■ Data excerpts ■
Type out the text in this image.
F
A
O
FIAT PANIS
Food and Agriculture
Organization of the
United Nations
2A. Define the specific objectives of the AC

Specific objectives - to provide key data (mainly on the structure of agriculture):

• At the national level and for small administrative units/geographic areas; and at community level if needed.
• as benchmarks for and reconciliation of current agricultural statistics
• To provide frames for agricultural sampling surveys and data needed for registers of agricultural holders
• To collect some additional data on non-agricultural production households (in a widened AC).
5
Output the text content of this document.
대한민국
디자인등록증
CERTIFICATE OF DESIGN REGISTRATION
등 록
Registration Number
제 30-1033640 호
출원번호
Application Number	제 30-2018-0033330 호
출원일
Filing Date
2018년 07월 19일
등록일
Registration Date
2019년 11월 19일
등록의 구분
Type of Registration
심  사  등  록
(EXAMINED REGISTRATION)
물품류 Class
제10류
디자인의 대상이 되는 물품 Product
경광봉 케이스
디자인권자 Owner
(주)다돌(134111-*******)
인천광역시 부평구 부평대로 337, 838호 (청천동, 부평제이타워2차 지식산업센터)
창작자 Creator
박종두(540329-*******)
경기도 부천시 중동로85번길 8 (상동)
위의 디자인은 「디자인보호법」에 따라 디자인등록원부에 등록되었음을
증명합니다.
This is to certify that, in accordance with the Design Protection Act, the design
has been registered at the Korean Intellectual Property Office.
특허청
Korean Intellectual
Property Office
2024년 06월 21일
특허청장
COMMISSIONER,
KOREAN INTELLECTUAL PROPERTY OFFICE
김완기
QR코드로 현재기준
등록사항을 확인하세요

■ Stated exercise ■
Using the data above, repeat every line exactly.

■ Finished exercise ■
Type out the text in this image.
F
A
O
FIAT PANIS
Food and Agriculture
Organization of the
United Nations
2A. Define the specific objectives of the AC

Specific objectives - to provide key data (mainly on the structure of agriculture):

• At the national level and for small administrative units/geographic areas; and at community level if needed.
• as benchmarks for and reconciliation of current agricultural statistics
• To provide frames for agricultural sampling surveys and data needed for registers of agricultural holders
• To collect some additional data on non-agricultural production households (in a widened AC).
5
Output the text content of this document.
대한민국
디자인등록증
CERTIFICATE OF DESIGN REGISTRATION
등 록
Registration Number
제 30-1033640 호
출원번호
Application Number	제 30-2018-0033330 호
출원일
Filing Date
2018년 07월 19일
등록일
Registration Date
2019년 11월 19일
등록의 구분
Type of Registration
심  사  등  록
(EXAMINED REGISTRATION)
물품류 Class
제10류
디자인의 대상이 되는 물품 Product
경광봉 케이스
디자인권자 Owner
(주)다돌(134111-*******)
인천광역시 부평구 부평대로 337, 838호 (청천동, 부평제이타워2차 지식산업센터)
창작자 Creator
박종두(540329-*******)
경기도 부천시 중동로85번길 8 (상동)
위의 디자인은 「디자인보호법」에 따라 디자인등록원부에 등록되었음을
증명합니다.
This is to certify that, in accordance with the Design Protection Act, the design
has been registered at the Korean Intellectual Property Office.
특허청
Korean Intellectual
Property Office
2024년 06월 21일
특허청장
COMMISSIONER,
KOREAN INTELLECTUAL PROPERTY OFFICE
김완기
QR코드로 현재기준
등록사항을 확인하세요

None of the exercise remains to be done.